■ **TRECHO CITADO**:
Candidato do PSL superou Fernando Haddad (PT) e conseguiu a preferência de 55,13% do povo brasileiro. No primeiro discurso, exaltou a democracia e o respeito à Constituição Da Reportagem De São Paulo

Jair Messias Bolsonaro, 63 anos, é o 42º presidente do Brasil. O candidato do PSL superou Fernando Haddad (PT) e conquistou a preferência de 55,13% dos eleitores brasileiros, contando os votos válidos. Haddad ficou com 44,87%.

O próximo presidente subiu nas pesquisas com ideais conservadores e ataques ao PT, partido que governou o País de 2003, com Luiz Inácio Lula da Silva, a 2016, quando Dilma Rousseff sofreu um processo de impeachment pelas chamadas “pedaladas fiscais”.

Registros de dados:
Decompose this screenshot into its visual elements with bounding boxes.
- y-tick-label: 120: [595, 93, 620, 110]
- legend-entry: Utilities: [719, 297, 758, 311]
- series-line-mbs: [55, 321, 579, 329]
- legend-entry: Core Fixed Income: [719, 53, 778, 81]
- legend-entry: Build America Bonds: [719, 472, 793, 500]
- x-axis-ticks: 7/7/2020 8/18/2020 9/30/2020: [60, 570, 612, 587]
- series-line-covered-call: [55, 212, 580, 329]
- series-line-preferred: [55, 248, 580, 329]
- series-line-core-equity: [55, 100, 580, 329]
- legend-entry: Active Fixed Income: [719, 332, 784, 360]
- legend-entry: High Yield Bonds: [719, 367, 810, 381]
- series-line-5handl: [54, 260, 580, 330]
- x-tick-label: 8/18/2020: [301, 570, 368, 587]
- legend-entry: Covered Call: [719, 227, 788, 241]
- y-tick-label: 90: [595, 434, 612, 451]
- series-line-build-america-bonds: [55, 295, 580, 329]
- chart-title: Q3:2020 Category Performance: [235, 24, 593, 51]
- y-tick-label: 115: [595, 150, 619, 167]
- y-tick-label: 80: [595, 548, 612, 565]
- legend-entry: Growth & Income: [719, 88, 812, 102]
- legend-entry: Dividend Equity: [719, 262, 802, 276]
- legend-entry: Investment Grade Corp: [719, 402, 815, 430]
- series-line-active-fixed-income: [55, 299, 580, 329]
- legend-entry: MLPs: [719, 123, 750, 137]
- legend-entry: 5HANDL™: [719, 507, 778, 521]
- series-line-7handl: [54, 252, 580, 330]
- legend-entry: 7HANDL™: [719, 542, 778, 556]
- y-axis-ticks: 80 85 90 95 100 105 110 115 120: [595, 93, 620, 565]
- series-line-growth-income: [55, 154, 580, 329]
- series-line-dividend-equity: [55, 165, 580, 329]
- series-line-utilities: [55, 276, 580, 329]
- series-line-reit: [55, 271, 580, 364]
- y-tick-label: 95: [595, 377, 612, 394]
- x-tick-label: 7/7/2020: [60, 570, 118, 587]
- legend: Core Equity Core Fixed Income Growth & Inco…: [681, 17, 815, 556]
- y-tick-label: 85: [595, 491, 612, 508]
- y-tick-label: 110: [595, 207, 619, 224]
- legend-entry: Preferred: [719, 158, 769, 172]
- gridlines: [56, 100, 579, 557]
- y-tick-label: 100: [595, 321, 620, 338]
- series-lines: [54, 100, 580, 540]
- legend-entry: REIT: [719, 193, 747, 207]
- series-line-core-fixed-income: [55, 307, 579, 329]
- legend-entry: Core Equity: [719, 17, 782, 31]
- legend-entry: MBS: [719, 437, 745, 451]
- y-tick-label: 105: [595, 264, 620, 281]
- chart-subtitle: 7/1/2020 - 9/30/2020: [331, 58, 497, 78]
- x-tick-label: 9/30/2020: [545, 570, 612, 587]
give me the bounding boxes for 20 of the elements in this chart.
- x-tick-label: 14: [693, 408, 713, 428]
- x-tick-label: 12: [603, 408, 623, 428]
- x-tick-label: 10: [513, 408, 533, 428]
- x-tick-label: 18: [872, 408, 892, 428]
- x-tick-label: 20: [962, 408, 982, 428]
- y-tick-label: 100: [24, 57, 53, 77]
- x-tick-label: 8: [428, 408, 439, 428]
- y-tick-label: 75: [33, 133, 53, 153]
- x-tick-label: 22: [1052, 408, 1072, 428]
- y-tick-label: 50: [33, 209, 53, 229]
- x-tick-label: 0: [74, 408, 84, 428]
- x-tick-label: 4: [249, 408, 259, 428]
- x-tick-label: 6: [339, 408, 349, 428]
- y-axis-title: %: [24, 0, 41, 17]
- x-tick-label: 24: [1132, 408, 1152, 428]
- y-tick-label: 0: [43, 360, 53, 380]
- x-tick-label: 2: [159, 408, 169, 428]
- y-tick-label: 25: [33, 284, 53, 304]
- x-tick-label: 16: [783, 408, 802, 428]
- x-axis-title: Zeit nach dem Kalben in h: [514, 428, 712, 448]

■ **TAREFAS**:
a – Por favor, reescreva em forma de lista o parágrafo do trecho citado que começa com "Jair Messias Bolsonaro, 63 anos", mantendo os fatos principais.
b – De acordo com o trecho citado, por que Dilma Rousseff sofreu um processo de impeachment?

■ **RESPOSTAS**:
a –
- Jair Messias Bolsonaro, 63 anos, é o 42º presidente do Brasil.
- Candidato do PSL, superou Fernando Haddad (PT).
- Obteve 55,13% dos votos válidos.
- Haddad ficou com 44,87%.

b – Pelas chamadas "pedaladas fiscais".